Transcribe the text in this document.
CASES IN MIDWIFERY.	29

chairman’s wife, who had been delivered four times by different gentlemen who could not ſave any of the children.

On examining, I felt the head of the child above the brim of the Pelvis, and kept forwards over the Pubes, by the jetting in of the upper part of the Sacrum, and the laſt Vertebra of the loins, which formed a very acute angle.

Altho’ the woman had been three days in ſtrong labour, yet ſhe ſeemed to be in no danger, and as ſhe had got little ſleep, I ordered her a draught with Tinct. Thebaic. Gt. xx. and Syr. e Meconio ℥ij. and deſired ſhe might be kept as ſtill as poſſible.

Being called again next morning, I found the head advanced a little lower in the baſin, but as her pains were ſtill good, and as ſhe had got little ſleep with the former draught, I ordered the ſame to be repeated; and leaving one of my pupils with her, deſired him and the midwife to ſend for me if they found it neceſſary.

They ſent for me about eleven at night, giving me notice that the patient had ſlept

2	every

****************************************

— TASK DIRECTIONS —
Every line of the records above needs to be given again exactly.

— FINAL ANSWER —
Transcribe the text in this document.
CASES IN MIDWIFERY.	29

chairman’s wife, who had been delivered four times by different gentlemen who could not ſave any of the children.

On examining, I felt the head of the child above the brim of the Pelvis, and kept forwards over the Pubes, by the jetting in of the upper part of the Sacrum, and the laſt Vertebra of the loins, which formed a very acute angle.

Altho’ the woman had been three days in ſtrong labour, yet ſhe ſeemed to be in no danger, and as ſhe had got little ſleep, I ordered her a draught with Tinct. Thebaic. Gt. xx. and Syr. e Meconio ℥ij. and deſired ſhe might be kept as ſtill as poſſible.

Being called again next morning, I found the head advanced a little lower in the baſin, but as her pains were ſtill good, and as ſhe had got little ſleep with the former draught, I ordered the ſame to be repeated; and leaving one of my pupils with her, deſired him and the midwife to ſend for me if they found it neceſſary.

They ſent for me about eleven at night, giving me notice that the patient had ſlept

2	every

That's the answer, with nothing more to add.